**TASK TO CARRY OUT:** Each entry must appear again exactly as it does in the source.

* Start AVAILABLE DATA *

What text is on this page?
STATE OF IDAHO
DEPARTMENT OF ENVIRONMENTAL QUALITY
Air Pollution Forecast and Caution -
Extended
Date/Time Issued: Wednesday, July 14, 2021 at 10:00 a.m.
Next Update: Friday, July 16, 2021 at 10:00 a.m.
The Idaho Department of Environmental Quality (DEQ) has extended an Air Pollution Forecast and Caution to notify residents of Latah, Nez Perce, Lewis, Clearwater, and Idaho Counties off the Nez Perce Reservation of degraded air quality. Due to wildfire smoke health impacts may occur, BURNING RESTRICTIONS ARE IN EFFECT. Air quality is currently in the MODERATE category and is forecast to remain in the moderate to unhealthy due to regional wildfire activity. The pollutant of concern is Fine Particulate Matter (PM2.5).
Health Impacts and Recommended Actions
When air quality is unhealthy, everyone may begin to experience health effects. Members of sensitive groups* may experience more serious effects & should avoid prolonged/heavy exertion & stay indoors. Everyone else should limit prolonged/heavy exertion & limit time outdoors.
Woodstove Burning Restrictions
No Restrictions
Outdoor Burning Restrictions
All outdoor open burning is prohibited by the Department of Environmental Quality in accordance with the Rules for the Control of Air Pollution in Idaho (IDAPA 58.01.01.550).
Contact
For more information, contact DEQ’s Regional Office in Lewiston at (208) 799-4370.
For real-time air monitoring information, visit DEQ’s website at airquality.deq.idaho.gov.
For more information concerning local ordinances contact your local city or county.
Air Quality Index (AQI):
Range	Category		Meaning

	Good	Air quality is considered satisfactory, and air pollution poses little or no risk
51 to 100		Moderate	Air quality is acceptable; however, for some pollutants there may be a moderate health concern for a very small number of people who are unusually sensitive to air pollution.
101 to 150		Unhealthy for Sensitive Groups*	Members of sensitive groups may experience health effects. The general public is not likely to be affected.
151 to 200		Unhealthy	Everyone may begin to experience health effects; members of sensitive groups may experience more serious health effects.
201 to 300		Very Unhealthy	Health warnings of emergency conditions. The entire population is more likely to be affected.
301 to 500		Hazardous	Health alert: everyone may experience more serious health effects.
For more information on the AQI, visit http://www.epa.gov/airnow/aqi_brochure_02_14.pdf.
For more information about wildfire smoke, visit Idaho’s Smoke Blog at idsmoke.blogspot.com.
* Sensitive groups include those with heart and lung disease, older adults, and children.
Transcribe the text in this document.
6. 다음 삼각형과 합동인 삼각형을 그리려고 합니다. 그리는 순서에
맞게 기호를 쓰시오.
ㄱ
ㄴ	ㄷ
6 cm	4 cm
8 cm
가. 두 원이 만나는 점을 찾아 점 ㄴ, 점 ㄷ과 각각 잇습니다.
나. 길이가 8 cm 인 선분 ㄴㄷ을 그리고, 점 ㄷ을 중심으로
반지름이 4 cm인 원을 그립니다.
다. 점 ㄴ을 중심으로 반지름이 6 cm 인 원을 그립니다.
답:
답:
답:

* End AVAILABLE DATA *

**PROBLEM SOLUTION:**
What text is on this page?
STATE OF IDAHO
DEPARTMENT OF ENVIRONMENTAL QUALITY
Air Pollution Forecast and Caution -
Extended
Date/Time Issued: Wednesday, July 14, 2021 at 10:00 a.m.
Next Update: Friday, July 16, 2021 at 10:00 a.m.
The Idaho Department of Environmental Quality (DEQ) has extended an Air Pollution Forecast and Caution to notify residents of Latah, Nez Perce, Lewis, Clearwater, and Idaho Counties off the Nez Perce Reservation of degraded air quality. Due to wildfire smoke health impacts may occur, BURNING RESTRICTIONS ARE IN EFFECT. Air quality is currently in the MODERATE category and is forecast to remain in the moderate to unhealthy due to regional wildfire activity. The pollutant of concern is Fine Particulate Matter (PM2.5).
Health Impacts and Recommended Actions
When air quality is unhealthy, everyone may begin to experience health effects. Members of sensitive groups* may experience more serious effects & should avoid prolonged/heavy exertion & stay indoors. Everyone else should limit prolonged/heavy exertion & limit time outdoors.
Woodstove Burning Restrictions
No Restrictions
Outdoor Burning Restrictions
All outdoor open burning is prohibited by the Department of Environmental Quality in accordance with the Rules for the Control of Air Pollution in Idaho (IDAPA 58.01.01.550).
Contact
For more information, contact DEQ’s Regional Office in Lewiston at (208) 799-4370.
For real-time air monitoring information, visit DEQ’s website at airquality.deq.idaho.gov.
For more information concerning local ordinances contact your local city or county.
Air Quality Index (AQI):
Range	Category		Meaning

	Good	Air quality is considered satisfactory, and air pollution poses little or no risk
51 to 100		Moderate	Air quality is acceptable; however, for some pollutants there may be a moderate health concern for a very small number of people who are unusually sensitive to air pollution.
101 to 150		Unhealthy for Sensitive Groups*	Members of sensitive groups may experience health effects. The general public is not likely to be affected.
151 to 200		Unhealthy	Everyone may begin to experience health effects; members of sensitive groups may experience more serious health effects.
201 to 300		Very Unhealthy	Health warnings of emergency conditions. The entire population is more likely to be affected.
301 to 500		Hazardous	Health alert: everyone may experience more serious health effects.
For more information on the AQI, visit http://www.epa.gov/airnow/aqi_brochure_02_14.pdf.
For more information about wildfire smoke, visit Idaho’s Smoke Blog at idsmoke.blogspot.com.
* Sensitive groups include those with heart and lung disease, older adults, and children.
Transcribe the text in this document.
6. 다음 삼각형과 합동인 삼각형을 그리려고 합니다. 그리는 순서에
맞게 기호를 쓰시오.
ㄱ
ㄴ	ㄷ
6 cm	4 cm
8 cm
가. 두 원이 만나는 점을 찾아 점 ㄴ, 점 ㄷ과 각각 잇습니다.
나. 길이가 8 cm 인 선분 ㄴㄷ을 그리고, 점 ㄷ을 중심으로
반지름이 4 cm인 원을 그립니다.
다. 점 ㄴ을 중심으로 반지름이 6 cm 인 원을 그립니다.
답:
답:
답:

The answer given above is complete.